AIM OF THE TASK => Lines containing the word "شعبة" need to be counted. Please reply with how many there are, and nothing else.

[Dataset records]
###

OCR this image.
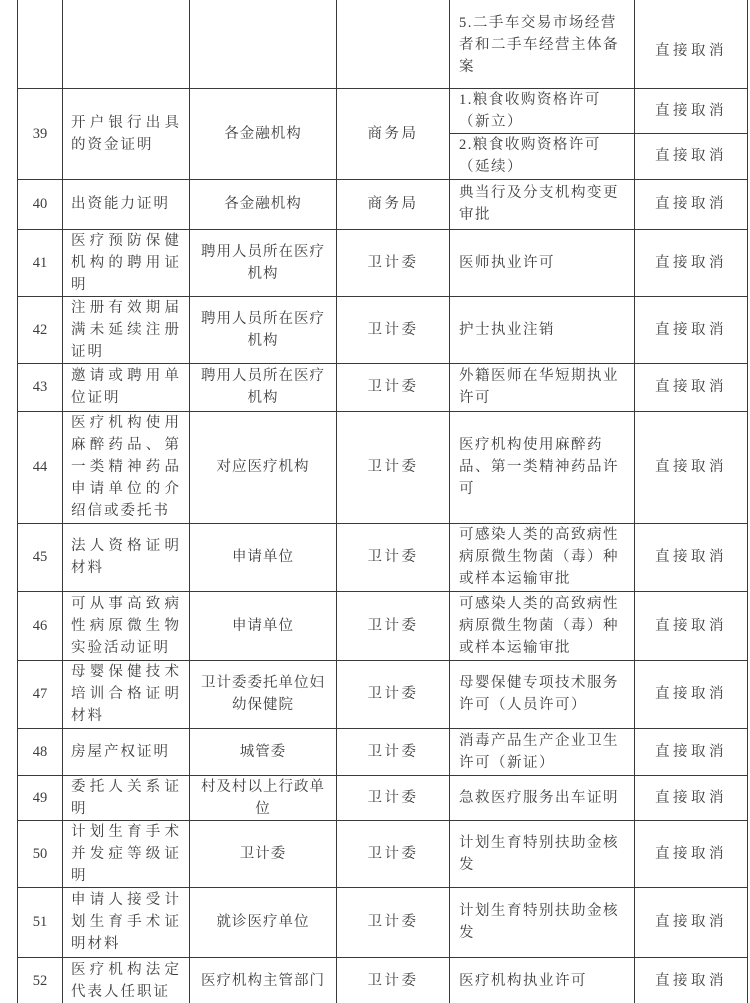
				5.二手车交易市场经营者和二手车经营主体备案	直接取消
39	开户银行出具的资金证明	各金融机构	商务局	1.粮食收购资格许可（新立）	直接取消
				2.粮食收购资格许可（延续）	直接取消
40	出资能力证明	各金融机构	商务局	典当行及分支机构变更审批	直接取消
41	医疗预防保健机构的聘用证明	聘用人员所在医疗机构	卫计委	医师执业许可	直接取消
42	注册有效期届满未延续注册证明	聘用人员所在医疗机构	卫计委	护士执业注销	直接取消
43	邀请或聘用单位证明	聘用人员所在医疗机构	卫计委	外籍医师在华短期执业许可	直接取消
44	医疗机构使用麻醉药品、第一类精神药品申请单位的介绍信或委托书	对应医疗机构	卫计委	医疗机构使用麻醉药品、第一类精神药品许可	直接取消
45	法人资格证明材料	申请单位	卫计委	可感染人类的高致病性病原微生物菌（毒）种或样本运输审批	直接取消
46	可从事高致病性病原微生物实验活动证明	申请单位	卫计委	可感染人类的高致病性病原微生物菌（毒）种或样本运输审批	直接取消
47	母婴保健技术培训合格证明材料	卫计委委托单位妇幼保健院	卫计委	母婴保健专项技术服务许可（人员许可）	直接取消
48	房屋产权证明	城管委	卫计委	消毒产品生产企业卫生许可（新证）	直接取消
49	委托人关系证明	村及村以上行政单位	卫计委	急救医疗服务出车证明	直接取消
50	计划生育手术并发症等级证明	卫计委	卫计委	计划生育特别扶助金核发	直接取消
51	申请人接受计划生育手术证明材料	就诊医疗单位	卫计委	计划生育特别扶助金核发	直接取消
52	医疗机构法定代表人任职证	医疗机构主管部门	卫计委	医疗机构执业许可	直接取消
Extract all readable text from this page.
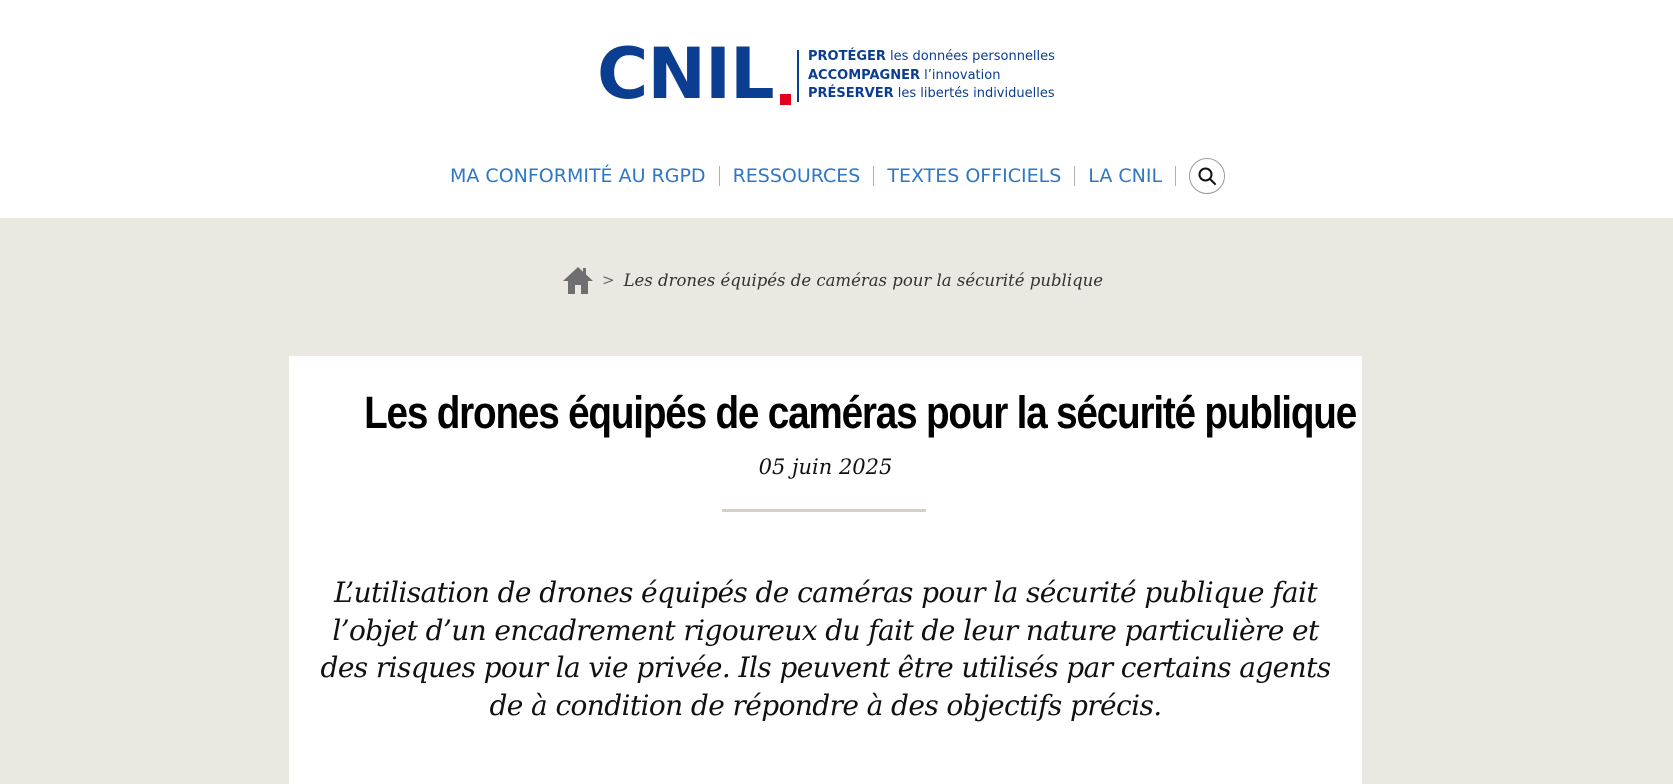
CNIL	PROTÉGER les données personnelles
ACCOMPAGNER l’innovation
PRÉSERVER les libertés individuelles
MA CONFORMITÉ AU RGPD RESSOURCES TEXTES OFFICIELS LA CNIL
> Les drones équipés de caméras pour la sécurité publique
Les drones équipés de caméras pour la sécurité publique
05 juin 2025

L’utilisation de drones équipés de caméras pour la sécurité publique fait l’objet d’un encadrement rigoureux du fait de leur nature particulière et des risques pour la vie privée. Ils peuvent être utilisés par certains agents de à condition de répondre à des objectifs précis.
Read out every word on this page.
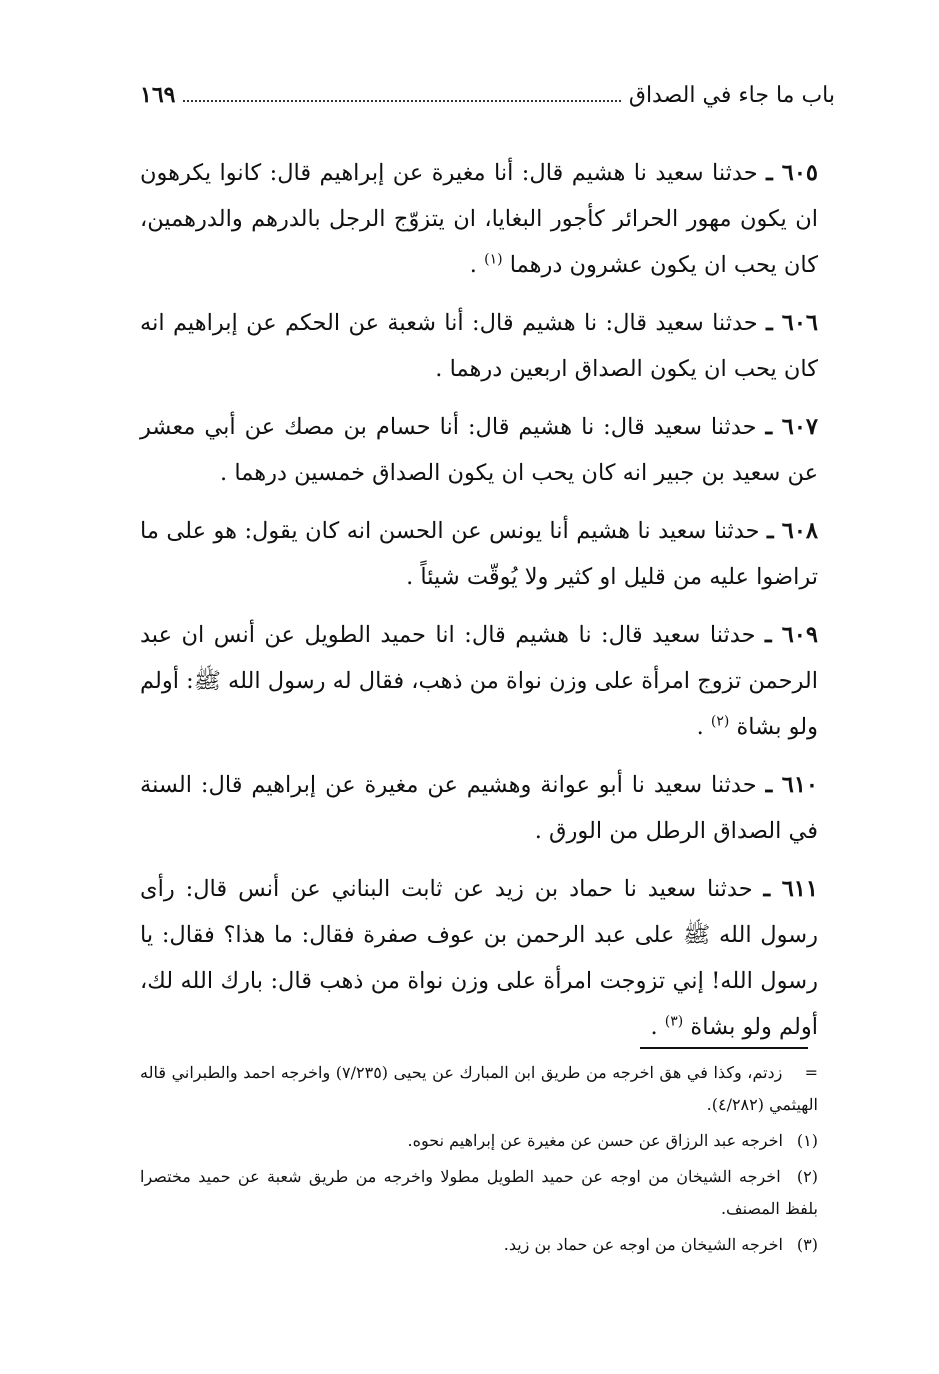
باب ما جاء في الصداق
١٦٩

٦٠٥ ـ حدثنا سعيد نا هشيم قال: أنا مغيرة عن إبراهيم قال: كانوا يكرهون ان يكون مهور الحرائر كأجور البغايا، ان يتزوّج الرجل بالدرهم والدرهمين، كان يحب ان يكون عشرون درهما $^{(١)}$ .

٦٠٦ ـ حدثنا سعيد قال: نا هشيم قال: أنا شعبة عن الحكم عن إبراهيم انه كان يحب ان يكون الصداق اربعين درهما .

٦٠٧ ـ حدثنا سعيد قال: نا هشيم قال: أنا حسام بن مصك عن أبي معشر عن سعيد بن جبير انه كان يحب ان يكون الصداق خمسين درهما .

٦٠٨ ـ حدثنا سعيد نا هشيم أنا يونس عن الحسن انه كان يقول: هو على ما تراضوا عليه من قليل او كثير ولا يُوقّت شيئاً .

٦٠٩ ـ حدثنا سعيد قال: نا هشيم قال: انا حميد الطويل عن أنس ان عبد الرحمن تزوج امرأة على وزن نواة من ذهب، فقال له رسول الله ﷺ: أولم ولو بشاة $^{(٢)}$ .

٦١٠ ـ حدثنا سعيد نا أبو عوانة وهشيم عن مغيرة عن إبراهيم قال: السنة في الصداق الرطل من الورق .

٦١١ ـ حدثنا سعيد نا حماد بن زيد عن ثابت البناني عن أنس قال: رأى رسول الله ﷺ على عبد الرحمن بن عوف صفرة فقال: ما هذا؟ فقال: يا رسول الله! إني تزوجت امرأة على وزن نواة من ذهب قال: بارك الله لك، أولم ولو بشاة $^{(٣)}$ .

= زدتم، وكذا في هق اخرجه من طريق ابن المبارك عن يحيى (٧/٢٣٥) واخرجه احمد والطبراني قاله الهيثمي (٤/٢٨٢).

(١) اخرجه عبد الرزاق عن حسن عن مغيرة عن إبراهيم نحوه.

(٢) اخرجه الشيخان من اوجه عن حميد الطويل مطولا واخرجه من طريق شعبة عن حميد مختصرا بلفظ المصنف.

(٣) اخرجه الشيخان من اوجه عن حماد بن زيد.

###

ANSWER BELOW => 2